AIM: Please give the listing again in its entirety, exactly as written.

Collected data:
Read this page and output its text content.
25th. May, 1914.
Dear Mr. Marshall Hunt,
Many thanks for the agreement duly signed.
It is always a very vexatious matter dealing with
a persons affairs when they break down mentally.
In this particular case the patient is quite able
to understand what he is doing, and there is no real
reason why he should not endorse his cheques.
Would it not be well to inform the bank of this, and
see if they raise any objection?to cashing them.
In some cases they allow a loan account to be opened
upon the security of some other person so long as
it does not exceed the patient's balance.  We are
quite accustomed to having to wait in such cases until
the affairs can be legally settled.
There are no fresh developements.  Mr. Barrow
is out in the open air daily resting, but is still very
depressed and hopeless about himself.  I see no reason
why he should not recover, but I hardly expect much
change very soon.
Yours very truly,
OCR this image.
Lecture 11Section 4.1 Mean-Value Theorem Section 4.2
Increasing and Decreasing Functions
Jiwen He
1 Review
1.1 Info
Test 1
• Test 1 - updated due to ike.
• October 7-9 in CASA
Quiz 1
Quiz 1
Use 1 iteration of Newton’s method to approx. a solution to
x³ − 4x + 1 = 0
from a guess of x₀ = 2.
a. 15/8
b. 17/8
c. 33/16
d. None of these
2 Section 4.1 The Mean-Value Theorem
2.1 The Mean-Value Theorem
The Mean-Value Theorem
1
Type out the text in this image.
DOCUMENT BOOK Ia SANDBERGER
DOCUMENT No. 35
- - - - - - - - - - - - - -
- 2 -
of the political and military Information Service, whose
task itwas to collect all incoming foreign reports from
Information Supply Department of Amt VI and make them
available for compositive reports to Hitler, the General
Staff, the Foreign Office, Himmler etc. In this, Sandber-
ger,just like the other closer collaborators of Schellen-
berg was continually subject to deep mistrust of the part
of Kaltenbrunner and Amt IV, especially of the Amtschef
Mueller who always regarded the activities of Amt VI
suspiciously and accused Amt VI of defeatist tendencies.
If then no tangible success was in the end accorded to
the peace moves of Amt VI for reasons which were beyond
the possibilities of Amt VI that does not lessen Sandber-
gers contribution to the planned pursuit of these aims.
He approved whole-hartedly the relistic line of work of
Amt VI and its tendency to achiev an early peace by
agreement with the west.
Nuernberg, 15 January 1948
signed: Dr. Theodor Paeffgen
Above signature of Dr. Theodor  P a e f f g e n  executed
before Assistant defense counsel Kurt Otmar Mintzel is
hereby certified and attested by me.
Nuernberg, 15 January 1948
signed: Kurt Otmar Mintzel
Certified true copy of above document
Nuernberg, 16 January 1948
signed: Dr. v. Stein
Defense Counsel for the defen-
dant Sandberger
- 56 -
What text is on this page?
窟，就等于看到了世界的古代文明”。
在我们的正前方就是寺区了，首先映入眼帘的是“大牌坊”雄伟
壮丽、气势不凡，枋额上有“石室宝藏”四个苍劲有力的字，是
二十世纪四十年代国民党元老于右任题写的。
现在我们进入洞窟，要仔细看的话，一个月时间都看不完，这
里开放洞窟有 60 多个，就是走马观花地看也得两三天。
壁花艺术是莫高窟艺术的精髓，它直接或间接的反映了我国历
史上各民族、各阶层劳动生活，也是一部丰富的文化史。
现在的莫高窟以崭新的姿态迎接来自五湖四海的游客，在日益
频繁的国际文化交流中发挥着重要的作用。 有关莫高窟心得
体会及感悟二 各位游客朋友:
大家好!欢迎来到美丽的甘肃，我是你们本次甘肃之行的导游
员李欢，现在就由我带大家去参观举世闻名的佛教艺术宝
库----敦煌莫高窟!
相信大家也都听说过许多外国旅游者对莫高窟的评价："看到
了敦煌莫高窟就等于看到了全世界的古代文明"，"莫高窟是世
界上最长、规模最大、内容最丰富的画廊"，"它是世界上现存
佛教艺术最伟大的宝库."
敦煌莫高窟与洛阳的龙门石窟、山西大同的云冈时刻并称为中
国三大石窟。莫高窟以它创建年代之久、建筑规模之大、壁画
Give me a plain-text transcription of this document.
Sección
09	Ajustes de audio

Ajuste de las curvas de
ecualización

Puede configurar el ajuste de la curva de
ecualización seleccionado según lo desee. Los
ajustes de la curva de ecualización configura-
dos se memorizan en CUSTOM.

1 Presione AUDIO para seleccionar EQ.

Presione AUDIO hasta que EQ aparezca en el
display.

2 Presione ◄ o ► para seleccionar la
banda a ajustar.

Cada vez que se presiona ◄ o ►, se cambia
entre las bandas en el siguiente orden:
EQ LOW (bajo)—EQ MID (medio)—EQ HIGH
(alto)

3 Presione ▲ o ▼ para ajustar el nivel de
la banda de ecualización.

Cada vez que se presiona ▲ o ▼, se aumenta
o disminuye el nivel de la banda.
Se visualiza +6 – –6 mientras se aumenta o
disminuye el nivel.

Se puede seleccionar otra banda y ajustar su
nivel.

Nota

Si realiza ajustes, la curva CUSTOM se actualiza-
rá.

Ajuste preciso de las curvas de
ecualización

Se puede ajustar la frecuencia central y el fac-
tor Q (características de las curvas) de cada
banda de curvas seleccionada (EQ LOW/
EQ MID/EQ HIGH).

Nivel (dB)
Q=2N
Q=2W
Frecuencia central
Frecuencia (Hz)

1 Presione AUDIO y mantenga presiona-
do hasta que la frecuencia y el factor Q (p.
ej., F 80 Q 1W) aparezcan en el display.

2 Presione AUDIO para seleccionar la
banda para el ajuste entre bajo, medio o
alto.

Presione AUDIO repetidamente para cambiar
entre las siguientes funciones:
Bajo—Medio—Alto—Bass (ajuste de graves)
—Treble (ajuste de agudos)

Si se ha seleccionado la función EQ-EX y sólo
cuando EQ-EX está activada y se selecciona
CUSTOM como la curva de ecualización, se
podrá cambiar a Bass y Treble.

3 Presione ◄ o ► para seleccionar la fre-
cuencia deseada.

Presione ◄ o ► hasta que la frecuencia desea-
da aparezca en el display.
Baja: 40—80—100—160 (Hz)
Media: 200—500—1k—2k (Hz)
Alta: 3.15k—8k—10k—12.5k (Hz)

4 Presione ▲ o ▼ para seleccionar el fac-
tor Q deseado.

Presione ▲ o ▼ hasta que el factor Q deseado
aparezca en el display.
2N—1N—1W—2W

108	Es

TASK SOLUTION:
Read this page and output its text content.
25th. May, 1914.
Dear Mr. Marshall Hunt,
Many thanks for the agreement duly signed.
It is always a very vexatious matter dealing with
a persons affairs when they break down mentally.
In this particular case the patient is quite able
to understand what he is doing, and there is no real
reason why he should not endorse his cheques.
Would it not be well to inform the bank of this, and
see if they raise any objection?to cashing them.
In some cases they allow a loan account to be opened
upon the security of some other person so long as
it does not exceed the patient's balance.  We are
quite accustomed to having to wait in such cases until
the affairs can be legally settled.
There are no fresh developements.  Mr. Barrow
is out in the open air daily resting, but is still very
depressed and hopeless about himself.  I see no reason
why he should not recover, but I hardly expect much
change very soon.
Yours very truly,
OCR this image.
Lecture 11Section 4.1 Mean-Value Theorem Section 4.2
Increasing and Decreasing Functions
Jiwen He
1 Review
1.1 Info
Test 1
• Test 1 - updated due to ike.
• October 7-9 in CASA
Quiz 1
Quiz 1
Use 1 iteration of Newton’s method to approx. a solution to
x³ − 4x + 1 = 0
from a guess of x₀ = 2.
a. 15/8
b. 17/8
c. 33/16
d. None of these
2 Section 4.1 The Mean-Value Theorem
2.1 The Mean-Value Theorem
The Mean-Value Theorem
1
Type out the text in this image.
DOCUMENT BOOK Ia SANDBERGER
DOCUMENT No. 35
- - - - - - - - - - - - - -
- 2 -
of the political and military Information Service, whose
task itwas to collect all incoming foreign reports from
Information Supply Department of Amt VI and make them
available for compositive reports to Hitler, the General
Staff, the Foreign Office, Himmler etc. In this, Sandber-
ger,just like the other closer collaborators of Schellen-
berg was continually subject to deep mistrust of the part
of Kaltenbrunner and Amt IV, especially of the Amtschef
Mueller who always regarded the activities of Amt VI
suspiciously and accused Amt VI of defeatist tendencies.
If then no tangible success was in the end accorded to
the peace moves of Amt VI for reasons which were beyond
the possibilities of Amt VI that does not lessen Sandber-
gers contribution to the planned pursuit of these aims.
He approved whole-hartedly the relistic line of work of
Amt VI and its tendency to achiev an early peace by
agreement with the west.
Nuernberg, 15 January 1948
signed: Dr. Theodor Paeffgen
Above signature of Dr. Theodor  P a e f f g e n  executed
before Assistant defense counsel Kurt Otmar Mintzel is
hereby certified and attested by me.
Nuernberg, 15 January 1948
signed: Kurt Otmar Mintzel
Certified true copy of above document
Nuernberg, 16 January 1948
signed: Dr. v. Stein
Defense Counsel for the defen-
dant Sandberger
- 56 -
What text is on this page?
窟，就等于看到了世界的古代文明”。
在我们的正前方就是寺区了，首先映入眼帘的是“大牌坊”雄伟
壮丽、气势不凡，枋额上有“石室宝藏”四个苍劲有力的字，是
二十世纪四十年代国民党元老于右任题写的。
现在我们进入洞窟，要仔细看的话，一个月时间都看不完，这
里开放洞窟有 60 多个，就是走马观花地看也得两三天。
壁花艺术是莫高窟艺术的精髓，它直接或间接的反映了我国历
史上各民族、各阶层劳动生活，也是一部丰富的文化史。
现在的莫高窟以崭新的姿态迎接来自五湖四海的游客，在日益
频繁的国际文化交流中发挥着重要的作用。 有关莫高窟心得
体会及感悟二 各位游客朋友:
大家好!欢迎来到美丽的甘肃，我是你们本次甘肃之行的导游
员李欢，现在就由我带大家去参观举世闻名的佛教艺术宝
库----敦煌莫高窟!
相信大家也都听说过许多外国旅游者对莫高窟的评价："看到
了敦煌莫高窟就等于看到了全世界的古代文明"，"莫高窟是世
界上最长、规模最大、内容最丰富的画廊"，"它是世界上现存
佛教艺术最伟大的宝库."
敦煌莫高窟与洛阳的龙门石窟、山西大同的云冈时刻并称为中
国三大石窟。莫高窟以它创建年代之久、建筑规模之大、壁画
Give me a plain-text transcription of this document.
Sección
09	Ajustes de audio

Ajuste de las curvas de
ecualización

Puede configurar el ajuste de la curva de
ecualización seleccionado según lo desee. Los
ajustes de la curva de ecualización configura-
dos se memorizan en CUSTOM.

1 Presione AUDIO para seleccionar EQ.

Presione AUDIO hasta que EQ aparezca en el
display.

2 Presione ◄ o ► para seleccionar la
banda a ajustar.

Cada vez que se presiona ◄ o ►, se cambia
entre las bandas en el siguiente orden:
EQ LOW (bajo)—EQ MID (medio)—EQ HIGH
(alto)

3 Presione ▲ o ▼ para ajustar el nivel de
la banda de ecualización.

Cada vez que se presiona ▲ o ▼, se aumenta
o disminuye el nivel de la banda.
Se visualiza +6 – –6 mientras se aumenta o
disminuye el nivel.

Se puede seleccionar otra banda y ajustar su
nivel.

Nota

Si realiza ajustes, la curva CUSTOM se actualiza-
rá.

Ajuste preciso de las curvas de
ecualización

Se puede ajustar la frecuencia central y el fac-
tor Q (características de las curvas) de cada
banda de curvas seleccionada (EQ LOW/
EQ MID/EQ HIGH).

Nivel (dB)
Q=2N
Q=2W
Frecuencia central
Frecuencia (Hz)

1 Presione AUDIO y mantenga presiona-
do hasta que la frecuencia y el factor Q (p.
ej., F 80 Q 1W) aparezcan en el display.

2 Presione AUDIO para seleccionar la
banda para el ajuste entre bajo, medio o
alto.

Presione AUDIO repetidamente para cambiar
entre las siguientes funciones:
Bajo—Medio—Alto—Bass (ajuste de graves)
—Treble (ajuste de agudos)

Si se ha seleccionado la función EQ-EX y sólo
cuando EQ-EX está activada y se selecciona
CUSTOM como la curva de ecualización, se
podrá cambiar a Bass y Treble.

3 Presione ◄ o ► para seleccionar la fre-
cuencia deseada.

Presione ◄ o ► hasta que la frecuencia desea-
da aparezca en el display.
Baja: 40—80—100—160 (Hz)
Media: 200—500—1k—2k (Hz)
Alta: 3.15k—8k—10k—12.5k (Hz)

4 Presione ▲ o ▼ para seleccionar el fac-
tor Q deseado.

Presione ▲ o ▼ hasta que el factor Q deseado
aparezca en el display.
2N—1N—1W—2W

108	Es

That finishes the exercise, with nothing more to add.